## WRITTEN TASK A
Please output the entries word for word, from the first one up to and including the line containing "1454, 1801, 1484]".

## TEXT EXTRACT
--- start ---
John Bruton

Opinions & Ideas

Chinese savings and Irish jobs

I am in Hong Kong this week on my first mission as Chairman of IFSC Ireland. Hong Kong is the third most important financial centre in the world, after London and New York, and is catching up fast.
China has built up huge savings in its corporate sector. If these funds are invested internationally they can gain a bigger return for the Chinese people and help revive the world economy, and thus the market for Chinese goods.  This activity is likely to be channelled through Hong Kong.
My job is to work with the various industry associations and state agencies in Ireland, like the IDA and Enterprise Ireland, to  bring more international financial services firms to Ireland.
Already Ireland   has 25000 people employed , and over 1000 firms, in international financial services. By establishing close links in Hong Kong, Ireland can use these strengths to maximise the returns on Chinese savings, while creating additional employment .
Dublin is already the 9th largest international banking market in the world, and 6th largest for the issue of international debt securities.
The administration of 49% of the worlds hedge funds takes place in Ireland, and 350 fund promoters from 50 countries have chosen Ireland as the base from which to service their funds.
--- end ---
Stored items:
--- start ---
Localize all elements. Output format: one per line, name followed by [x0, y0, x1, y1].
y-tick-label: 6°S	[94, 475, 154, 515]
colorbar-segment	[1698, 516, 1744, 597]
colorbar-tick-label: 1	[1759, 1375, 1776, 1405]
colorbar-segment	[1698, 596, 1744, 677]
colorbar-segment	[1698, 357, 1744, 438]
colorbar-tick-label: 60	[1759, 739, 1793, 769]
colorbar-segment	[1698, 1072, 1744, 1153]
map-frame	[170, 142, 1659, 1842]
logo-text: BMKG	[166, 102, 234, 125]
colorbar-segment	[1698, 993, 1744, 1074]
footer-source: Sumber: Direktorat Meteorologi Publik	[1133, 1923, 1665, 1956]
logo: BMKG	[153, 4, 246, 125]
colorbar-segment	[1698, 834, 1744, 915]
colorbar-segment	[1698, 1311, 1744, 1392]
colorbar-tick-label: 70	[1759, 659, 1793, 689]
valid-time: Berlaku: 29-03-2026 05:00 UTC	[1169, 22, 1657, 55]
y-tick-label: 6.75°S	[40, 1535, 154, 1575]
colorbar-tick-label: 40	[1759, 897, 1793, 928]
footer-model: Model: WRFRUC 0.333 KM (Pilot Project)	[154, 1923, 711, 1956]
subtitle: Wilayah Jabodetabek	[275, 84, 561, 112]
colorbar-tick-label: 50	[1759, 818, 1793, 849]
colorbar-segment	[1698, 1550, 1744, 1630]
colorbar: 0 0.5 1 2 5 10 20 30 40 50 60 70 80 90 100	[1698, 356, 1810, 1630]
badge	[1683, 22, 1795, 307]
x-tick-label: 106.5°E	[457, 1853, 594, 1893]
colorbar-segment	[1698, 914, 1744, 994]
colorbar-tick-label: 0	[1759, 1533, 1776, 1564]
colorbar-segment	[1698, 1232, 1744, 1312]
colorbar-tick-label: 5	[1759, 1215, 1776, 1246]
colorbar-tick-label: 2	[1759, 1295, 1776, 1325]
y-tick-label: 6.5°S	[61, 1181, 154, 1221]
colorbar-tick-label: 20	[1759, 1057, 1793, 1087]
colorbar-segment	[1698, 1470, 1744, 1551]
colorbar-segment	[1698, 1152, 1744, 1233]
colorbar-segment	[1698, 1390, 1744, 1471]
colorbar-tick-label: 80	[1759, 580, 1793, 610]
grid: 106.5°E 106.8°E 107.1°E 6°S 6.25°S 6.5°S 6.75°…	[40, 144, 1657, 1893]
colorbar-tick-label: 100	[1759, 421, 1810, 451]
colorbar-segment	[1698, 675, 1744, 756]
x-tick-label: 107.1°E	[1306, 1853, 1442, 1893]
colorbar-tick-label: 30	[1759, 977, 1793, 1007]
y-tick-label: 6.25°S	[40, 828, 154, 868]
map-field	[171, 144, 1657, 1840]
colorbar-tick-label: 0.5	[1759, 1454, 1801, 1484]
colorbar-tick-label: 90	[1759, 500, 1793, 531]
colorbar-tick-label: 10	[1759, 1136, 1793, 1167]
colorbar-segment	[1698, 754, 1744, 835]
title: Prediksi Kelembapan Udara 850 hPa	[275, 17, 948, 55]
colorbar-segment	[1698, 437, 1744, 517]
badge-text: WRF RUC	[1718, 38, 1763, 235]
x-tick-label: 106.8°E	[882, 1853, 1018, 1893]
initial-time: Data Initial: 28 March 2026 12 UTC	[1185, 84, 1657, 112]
--- end ---
## WRITTEN TASK B
Return, copied verbatim, the part of the piece on Chinese savings and Irish jobs from "I am in Hong" up to and including "through Hong Kong.".

## FULL ANSWER A
Localize all elements. Output format: one per line, name followed by [x0, y0, x1, y1].
y-tick-label: 6°S	[94, 475, 154, 515]
colorbar-segment	[1698, 516, 1744, 597]
colorbar-tick-label: 1	[1759, 1375, 1776, 1405]
colorbar-segment	[1698, 596, 1744, 677]
colorbar-segment	[1698, 357, 1744, 438]
colorbar-tick-label: 60	[1759, 739, 1793, 769]
colorbar-segment	[1698, 1072, 1744, 1153]
map-frame	[170, 142, 1659, 1842]
logo-text: BMKG	[166, 102, 234, 125]
colorbar-segment	[1698, 993, 1744, 1074]
footer-source: Sumber: Direktorat Meteorologi Publik	[1133, 1923, 1665, 1956]
logo: BMKG	[153, 4, 246, 125]
colorbar-segment	[1698, 834, 1744, 915]
colorbar-segment	[1698, 1311, 1744, 1392]
colorbar-tick-label: 70	[1759, 659, 1793, 689]
valid-time: Berlaku: 29-03-2026 05:00 UTC	[1169, 22, 1657, 55]
y-tick-label: 6.75°S	[40, 1535, 154, 1575]
colorbar-tick-label: 40	[1759, 897, 1793, 928]
footer-model: Model: WRFRUC 0.333 KM (Pilot Project)	[154, 1923, 711, 1956]
subtitle: Wilayah Jabodetabek	[275, 84, 561, 112]
colorbar-tick-label: 50	[1759, 818, 1793, 849]
colorbar-segment	[1698, 1550, 1744, 1630]
colorbar: 0 0.5 1 2 5 10 20 30 40 50 60 70 80 90 100	[1698, 356, 1810, 1630]
badge	[1683, 22, 1795, 307]
x-tick-label: 106.5°E	[457, 1853, 594, 1893]
colorbar-segment	[1698, 914, 1744, 994]
colorbar-tick-label: 0	[1759, 1533, 1776, 1564]
colorbar-segment	[1698, 1232, 1744, 1312]
colorbar-tick-label: 5	[1759, 1215, 1776, 1246]
colorbar-tick-label: 2	[1759, 1295, 1776, 1325]
y-tick-label: 6.5°S	[61, 1181, 154, 1221]
colorbar-tick-label: 20	[1759, 1057, 1793, 1087]
colorbar-segment	[1698, 1470, 1744, 1551]
colorbar-segment	[1698, 1152, 1744, 1233]
colorbar-segment	[1698, 1390, 1744, 1471]
colorbar-tick-label: 80	[1759, 580, 1793, 610]
grid: 106.5°E 106.8°E 107.1°E 6°S 6.25°S 6.5°S 6.75°…	[40, 144, 1657, 1893]
colorbar-tick-label: 100	[1759, 421, 1810, 451]
colorbar-segment	[1698, 675, 1744, 756]
x-tick-label: 107.1°E	[1306, 1853, 1442, 1893]
colorbar-tick-label: 30	[1759, 977, 1793, 1007]
y-tick-label: 6.25°S	[40, 828, 154, 868]
map-field	[171, 144, 1657, 1840]
colorbar-tick-label: 0.5	[1759, 1454, 1801, 1484]

## FULL ANSWER B
I am in Hong Kong this week on my first mission as Chairman of IFSC Ireland. Hong Kong is the third most important financial centre in the world, after London and New York, and is catching up fast.
China has built up huge savings in its corporate sector. If these funds are invested internationally they can gain a bigger return for the Chinese people and help revive the world economy, and thus the market for Chinese goods.  This activity is likely to be channelled through Hong Kong.